> **Provided material**:

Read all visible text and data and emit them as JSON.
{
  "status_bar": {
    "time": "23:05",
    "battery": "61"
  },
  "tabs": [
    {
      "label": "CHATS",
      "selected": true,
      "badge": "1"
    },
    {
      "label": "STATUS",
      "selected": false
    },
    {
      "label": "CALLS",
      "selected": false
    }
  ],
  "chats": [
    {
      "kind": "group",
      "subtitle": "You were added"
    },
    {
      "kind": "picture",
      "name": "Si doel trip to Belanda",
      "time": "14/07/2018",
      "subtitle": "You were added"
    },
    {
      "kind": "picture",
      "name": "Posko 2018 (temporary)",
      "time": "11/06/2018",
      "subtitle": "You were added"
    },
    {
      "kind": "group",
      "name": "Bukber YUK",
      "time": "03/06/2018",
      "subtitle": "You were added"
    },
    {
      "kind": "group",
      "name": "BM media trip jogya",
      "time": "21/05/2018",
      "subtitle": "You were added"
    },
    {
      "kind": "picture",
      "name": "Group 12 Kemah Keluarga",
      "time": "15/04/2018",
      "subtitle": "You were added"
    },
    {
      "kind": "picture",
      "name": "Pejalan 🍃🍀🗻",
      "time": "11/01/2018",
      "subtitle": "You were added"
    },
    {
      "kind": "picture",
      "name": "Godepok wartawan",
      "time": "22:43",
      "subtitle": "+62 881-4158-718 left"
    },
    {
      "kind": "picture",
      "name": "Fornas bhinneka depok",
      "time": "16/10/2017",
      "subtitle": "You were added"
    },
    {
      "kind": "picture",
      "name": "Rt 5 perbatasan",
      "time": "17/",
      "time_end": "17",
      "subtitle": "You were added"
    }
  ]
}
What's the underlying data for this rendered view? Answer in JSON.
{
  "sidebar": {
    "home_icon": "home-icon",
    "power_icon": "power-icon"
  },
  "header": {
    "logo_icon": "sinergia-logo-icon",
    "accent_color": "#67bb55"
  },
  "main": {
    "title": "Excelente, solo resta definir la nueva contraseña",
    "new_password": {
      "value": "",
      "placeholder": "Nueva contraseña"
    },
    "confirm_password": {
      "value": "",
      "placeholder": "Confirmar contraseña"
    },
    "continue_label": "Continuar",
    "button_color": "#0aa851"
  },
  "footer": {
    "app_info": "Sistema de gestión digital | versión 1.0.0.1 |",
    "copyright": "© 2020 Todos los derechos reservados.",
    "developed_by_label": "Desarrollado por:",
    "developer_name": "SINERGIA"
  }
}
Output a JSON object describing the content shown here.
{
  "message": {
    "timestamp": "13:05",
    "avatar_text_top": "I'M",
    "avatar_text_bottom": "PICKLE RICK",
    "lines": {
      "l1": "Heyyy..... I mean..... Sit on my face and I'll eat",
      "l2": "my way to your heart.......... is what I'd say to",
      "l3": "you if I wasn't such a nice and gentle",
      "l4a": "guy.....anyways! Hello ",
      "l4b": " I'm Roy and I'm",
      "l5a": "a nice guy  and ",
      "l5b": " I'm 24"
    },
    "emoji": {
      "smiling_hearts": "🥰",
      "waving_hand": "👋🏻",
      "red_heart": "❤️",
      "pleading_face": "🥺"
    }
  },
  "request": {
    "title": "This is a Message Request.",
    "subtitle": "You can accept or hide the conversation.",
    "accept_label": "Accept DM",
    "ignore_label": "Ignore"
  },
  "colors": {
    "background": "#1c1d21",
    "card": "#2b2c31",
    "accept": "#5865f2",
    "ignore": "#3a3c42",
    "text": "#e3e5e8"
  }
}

> **The exercise**: Select every line above that contains the word "data", and copy it.

> **The output**:
Read all visible text and data and emit them as JSON.
What's the underlying data for this rendered view? Answer in JSON.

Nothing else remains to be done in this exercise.